Given exercise: Determine the number of lines holding the word "ylabel"; answer with that number only.

Data:
--

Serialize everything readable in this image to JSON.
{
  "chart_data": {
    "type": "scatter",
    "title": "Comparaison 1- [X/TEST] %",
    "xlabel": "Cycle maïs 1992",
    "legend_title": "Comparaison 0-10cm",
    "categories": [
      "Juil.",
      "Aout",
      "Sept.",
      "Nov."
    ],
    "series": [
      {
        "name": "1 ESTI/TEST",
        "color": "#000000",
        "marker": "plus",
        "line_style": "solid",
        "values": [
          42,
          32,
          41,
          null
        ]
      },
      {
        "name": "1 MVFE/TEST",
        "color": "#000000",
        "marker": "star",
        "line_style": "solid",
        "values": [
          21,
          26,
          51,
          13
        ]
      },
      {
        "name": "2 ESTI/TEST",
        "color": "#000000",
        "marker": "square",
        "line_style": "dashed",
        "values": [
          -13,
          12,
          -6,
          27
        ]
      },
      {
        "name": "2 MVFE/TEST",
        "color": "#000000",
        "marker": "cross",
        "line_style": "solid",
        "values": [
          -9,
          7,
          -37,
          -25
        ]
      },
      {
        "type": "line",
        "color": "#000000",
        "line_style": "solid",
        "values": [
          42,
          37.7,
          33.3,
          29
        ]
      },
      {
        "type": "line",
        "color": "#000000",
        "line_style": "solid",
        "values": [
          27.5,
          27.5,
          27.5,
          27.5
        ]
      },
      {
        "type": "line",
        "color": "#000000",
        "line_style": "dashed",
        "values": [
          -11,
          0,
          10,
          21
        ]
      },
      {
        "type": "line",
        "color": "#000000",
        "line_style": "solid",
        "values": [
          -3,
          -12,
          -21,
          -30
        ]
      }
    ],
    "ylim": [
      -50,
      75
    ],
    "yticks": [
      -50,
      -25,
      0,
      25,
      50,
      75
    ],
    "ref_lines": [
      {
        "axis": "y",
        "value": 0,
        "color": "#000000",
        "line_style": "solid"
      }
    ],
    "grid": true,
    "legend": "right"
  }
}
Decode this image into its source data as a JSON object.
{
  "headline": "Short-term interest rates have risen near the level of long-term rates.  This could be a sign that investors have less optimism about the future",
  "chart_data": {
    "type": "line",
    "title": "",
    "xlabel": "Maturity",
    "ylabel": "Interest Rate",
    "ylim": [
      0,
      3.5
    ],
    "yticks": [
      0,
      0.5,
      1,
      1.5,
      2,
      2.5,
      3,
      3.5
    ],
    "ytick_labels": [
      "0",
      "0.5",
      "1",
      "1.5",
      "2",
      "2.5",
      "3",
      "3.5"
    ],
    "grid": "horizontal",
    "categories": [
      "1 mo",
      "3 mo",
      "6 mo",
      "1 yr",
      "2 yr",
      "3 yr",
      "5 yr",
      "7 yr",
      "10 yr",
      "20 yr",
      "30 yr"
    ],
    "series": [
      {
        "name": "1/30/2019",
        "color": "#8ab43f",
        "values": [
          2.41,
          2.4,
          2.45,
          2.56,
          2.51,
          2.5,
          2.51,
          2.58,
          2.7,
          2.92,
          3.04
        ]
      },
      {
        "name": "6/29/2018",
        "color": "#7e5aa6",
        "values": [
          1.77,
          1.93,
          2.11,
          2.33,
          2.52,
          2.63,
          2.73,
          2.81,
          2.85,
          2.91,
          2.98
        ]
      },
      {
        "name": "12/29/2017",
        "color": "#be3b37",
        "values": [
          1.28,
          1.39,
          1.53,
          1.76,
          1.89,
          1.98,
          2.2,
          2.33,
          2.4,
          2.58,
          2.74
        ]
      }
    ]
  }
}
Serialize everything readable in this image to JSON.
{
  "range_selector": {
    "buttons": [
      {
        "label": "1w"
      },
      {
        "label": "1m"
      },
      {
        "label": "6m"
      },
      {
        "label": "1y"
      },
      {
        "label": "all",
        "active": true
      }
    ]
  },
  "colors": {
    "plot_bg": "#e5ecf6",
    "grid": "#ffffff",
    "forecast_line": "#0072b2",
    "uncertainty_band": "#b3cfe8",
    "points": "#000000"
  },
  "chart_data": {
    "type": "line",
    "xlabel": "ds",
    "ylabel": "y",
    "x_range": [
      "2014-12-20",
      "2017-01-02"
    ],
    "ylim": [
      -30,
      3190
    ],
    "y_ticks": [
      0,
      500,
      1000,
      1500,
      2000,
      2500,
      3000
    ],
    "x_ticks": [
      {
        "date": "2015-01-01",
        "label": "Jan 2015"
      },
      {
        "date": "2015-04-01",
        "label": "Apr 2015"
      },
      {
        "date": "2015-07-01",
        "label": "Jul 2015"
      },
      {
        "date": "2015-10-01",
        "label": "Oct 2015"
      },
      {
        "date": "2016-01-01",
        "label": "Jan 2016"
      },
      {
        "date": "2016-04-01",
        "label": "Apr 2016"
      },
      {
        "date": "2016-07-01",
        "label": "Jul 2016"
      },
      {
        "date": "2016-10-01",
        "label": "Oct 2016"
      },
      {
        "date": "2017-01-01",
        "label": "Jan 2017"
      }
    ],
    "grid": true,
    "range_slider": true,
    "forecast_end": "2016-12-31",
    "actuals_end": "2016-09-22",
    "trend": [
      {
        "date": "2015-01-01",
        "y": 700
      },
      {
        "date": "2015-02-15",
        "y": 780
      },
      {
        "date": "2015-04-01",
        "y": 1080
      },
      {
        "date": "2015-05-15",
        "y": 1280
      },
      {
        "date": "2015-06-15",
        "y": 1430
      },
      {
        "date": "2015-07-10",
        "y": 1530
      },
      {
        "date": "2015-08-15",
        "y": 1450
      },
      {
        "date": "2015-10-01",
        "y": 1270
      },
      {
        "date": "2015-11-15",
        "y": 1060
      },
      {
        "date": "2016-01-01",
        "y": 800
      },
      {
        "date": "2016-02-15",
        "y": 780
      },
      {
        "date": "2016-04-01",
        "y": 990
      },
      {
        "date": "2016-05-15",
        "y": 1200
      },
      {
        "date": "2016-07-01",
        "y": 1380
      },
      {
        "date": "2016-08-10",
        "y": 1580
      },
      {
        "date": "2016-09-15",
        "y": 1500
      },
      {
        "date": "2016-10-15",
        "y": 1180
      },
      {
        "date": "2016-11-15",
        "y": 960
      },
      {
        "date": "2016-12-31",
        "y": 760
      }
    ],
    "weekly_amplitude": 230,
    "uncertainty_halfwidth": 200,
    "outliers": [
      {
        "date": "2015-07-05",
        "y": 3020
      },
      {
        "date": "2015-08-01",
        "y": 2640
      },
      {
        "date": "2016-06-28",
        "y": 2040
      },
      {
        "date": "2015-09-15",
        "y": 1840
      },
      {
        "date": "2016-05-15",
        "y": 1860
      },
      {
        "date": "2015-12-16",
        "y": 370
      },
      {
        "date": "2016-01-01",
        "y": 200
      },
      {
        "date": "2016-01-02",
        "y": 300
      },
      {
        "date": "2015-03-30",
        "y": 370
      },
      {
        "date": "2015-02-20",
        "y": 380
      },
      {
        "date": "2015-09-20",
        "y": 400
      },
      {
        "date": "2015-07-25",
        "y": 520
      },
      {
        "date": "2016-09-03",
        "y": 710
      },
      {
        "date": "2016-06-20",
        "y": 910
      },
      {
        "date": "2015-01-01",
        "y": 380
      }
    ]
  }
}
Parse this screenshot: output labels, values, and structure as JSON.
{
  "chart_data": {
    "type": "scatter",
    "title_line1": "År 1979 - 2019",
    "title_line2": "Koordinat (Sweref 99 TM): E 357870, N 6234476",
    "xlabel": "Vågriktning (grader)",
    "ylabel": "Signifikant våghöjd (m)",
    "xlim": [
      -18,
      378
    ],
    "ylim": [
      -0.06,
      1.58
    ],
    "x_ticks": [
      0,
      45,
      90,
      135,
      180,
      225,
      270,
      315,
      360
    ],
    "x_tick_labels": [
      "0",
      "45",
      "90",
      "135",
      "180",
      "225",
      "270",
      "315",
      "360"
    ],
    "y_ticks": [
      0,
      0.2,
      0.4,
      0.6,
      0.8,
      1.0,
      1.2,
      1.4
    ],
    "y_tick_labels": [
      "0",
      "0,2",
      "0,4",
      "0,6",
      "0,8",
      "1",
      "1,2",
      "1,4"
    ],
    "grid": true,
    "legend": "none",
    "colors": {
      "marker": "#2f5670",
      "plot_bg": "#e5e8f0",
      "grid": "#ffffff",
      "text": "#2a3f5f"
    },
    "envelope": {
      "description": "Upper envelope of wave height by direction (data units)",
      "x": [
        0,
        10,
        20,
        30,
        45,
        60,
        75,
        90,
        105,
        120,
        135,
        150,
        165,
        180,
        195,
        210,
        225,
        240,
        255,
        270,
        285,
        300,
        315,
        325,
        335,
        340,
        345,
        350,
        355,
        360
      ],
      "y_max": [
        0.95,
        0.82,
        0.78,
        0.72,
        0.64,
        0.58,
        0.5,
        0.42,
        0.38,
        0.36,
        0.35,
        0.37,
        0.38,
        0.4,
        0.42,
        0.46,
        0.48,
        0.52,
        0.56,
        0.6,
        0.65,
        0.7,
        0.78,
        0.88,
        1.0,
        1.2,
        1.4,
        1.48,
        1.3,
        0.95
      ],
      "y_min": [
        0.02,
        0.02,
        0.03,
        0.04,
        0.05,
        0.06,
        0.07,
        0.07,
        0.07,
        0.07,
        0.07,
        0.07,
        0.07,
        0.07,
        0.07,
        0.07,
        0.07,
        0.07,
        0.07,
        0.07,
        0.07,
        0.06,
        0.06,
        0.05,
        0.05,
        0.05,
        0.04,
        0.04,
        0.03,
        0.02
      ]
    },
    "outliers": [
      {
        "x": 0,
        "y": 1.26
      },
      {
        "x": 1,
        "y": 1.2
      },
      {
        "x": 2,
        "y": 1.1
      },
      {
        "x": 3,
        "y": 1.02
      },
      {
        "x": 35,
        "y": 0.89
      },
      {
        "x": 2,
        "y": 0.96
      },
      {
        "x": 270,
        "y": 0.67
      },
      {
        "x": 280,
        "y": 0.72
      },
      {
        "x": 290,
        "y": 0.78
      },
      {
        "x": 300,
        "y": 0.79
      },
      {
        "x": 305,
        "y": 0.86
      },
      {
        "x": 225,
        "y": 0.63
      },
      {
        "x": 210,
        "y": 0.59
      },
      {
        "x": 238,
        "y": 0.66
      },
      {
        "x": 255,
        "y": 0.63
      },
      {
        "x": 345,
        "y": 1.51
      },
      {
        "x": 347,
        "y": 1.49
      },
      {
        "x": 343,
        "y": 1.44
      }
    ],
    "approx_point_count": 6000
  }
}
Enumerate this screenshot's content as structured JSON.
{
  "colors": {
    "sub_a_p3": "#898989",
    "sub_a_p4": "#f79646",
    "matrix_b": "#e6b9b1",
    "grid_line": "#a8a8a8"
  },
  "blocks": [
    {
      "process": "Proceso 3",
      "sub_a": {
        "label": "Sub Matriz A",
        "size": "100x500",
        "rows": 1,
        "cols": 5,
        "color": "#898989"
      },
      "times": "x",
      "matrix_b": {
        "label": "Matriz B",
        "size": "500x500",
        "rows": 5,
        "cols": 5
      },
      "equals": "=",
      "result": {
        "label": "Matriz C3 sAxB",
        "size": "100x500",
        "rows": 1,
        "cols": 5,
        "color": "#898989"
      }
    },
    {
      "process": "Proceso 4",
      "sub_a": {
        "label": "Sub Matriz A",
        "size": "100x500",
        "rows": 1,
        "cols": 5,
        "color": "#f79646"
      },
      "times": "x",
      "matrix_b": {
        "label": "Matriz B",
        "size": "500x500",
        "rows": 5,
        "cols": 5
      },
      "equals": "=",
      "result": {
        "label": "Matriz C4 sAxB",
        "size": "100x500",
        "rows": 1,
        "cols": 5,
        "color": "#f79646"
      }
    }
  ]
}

--

Right answer: 3